>> begin Records to use

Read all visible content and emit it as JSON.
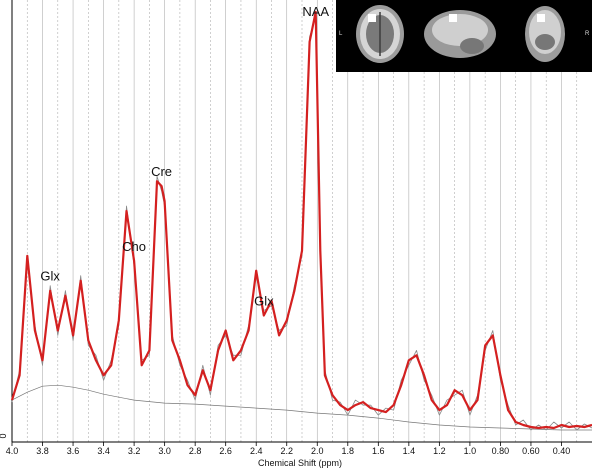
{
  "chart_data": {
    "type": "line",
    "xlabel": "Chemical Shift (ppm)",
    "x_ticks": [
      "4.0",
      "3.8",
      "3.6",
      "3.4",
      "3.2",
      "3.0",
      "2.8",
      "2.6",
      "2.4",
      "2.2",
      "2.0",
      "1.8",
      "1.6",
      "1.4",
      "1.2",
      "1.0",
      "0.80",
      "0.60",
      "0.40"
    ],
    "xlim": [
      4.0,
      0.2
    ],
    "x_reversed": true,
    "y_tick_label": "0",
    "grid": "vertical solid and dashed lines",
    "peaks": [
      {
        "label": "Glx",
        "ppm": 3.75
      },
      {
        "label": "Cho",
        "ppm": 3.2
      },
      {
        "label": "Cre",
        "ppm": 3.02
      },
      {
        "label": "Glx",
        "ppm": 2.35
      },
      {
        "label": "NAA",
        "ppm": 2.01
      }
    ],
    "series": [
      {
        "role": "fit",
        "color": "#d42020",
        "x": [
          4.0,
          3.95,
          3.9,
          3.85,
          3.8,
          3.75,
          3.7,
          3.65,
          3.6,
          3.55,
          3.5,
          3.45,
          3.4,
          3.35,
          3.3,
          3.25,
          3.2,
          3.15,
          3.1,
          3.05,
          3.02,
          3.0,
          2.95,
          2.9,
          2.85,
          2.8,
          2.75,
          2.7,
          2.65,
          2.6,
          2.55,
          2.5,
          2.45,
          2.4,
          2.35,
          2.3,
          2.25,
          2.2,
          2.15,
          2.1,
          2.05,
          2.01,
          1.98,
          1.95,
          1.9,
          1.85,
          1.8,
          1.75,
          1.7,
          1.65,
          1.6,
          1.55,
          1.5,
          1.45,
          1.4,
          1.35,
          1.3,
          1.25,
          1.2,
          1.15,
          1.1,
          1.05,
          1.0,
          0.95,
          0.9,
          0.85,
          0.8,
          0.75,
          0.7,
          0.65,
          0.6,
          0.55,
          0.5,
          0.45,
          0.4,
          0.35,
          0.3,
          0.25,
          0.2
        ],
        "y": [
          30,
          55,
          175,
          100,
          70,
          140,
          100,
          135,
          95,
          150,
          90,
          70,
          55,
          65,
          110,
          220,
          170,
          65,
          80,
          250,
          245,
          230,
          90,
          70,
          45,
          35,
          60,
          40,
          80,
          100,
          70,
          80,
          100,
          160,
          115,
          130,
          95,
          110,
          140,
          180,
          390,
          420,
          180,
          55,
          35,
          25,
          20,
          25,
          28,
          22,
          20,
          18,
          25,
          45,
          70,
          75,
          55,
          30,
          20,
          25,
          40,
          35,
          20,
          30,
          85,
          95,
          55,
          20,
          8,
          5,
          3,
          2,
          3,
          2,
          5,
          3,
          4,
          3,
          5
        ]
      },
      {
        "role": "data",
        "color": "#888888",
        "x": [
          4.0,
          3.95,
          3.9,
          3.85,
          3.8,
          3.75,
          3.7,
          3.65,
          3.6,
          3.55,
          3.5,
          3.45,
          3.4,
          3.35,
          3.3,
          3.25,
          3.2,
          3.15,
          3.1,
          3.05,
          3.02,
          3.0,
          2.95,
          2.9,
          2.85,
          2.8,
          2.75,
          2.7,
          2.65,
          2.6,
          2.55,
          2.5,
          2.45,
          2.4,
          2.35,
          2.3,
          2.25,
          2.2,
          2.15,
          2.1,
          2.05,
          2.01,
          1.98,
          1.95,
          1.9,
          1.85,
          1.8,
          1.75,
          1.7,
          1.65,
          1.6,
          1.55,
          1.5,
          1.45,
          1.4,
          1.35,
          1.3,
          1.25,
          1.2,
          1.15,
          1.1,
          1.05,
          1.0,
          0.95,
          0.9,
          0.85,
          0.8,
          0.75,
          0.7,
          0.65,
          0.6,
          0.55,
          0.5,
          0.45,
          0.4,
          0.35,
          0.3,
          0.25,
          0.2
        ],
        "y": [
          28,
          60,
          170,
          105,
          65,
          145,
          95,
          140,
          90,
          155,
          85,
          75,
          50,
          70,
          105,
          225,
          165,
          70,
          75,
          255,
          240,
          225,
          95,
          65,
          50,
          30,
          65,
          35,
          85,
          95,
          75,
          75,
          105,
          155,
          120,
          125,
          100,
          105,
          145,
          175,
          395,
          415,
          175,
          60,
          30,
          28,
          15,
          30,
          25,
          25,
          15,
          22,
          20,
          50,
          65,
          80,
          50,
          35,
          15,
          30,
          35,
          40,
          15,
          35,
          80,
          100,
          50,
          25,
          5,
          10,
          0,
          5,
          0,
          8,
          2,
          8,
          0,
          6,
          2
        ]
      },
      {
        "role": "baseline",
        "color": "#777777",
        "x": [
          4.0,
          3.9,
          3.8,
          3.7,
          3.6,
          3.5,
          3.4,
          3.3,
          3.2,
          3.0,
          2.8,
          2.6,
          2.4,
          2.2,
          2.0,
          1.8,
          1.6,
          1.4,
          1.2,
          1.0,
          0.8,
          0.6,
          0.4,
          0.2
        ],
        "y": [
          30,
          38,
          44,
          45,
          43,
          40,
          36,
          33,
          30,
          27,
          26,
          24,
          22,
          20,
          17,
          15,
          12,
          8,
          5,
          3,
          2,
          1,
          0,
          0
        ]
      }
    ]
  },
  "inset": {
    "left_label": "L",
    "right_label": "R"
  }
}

>> end Records to use
>> begin Records to use

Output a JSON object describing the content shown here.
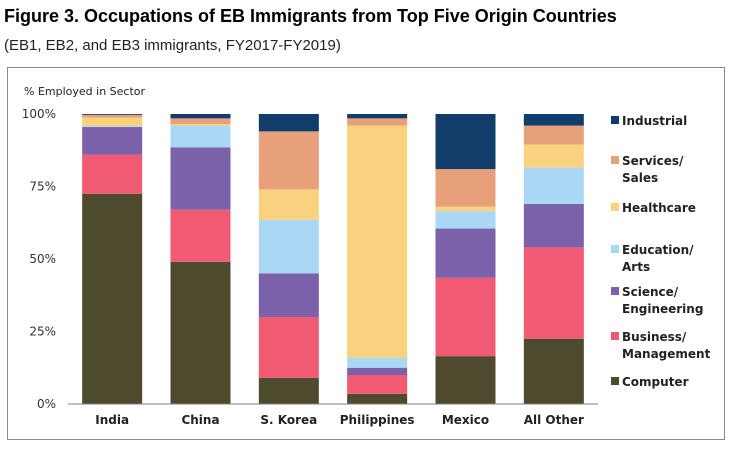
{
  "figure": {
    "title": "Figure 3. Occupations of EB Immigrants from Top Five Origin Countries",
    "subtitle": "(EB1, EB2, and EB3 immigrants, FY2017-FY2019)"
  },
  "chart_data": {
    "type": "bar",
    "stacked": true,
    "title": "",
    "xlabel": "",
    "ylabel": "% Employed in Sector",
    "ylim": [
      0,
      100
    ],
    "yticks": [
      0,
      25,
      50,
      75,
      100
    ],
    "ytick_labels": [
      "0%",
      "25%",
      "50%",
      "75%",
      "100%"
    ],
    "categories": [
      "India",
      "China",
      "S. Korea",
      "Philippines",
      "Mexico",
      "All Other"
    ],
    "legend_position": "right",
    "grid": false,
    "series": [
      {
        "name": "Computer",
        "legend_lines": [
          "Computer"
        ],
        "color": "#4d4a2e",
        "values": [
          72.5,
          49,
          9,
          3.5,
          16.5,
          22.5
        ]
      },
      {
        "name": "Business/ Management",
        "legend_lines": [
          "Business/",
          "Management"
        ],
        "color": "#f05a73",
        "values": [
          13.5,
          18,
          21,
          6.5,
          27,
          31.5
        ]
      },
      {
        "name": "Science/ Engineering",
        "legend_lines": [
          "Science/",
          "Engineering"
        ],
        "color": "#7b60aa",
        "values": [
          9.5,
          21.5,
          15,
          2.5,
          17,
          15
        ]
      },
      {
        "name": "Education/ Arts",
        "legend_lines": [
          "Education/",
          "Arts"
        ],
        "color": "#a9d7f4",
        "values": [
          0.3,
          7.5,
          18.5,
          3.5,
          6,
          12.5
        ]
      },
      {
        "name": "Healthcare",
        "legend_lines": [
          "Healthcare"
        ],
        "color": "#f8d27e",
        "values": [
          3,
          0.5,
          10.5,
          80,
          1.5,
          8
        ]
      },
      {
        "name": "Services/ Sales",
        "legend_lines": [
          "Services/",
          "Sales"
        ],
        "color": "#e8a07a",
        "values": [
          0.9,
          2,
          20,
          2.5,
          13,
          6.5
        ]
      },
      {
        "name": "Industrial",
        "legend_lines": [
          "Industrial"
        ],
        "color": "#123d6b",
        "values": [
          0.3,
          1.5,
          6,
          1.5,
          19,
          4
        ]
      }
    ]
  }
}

>> end Records to use

* _Task prompt_:
List each line holding the string "color".

* _Task response_:
        "color": "#d42020",
        "color": "#888888",
        "color": "#777777",
        "color": "#4d4a2e",
        "color": "#f05a73",
        "color": "#7b60aa",
        "color": "#a9d7f4",
        "color": "#f8d27e",
        "color": "#e8a07a",
        "color": "#123d6b",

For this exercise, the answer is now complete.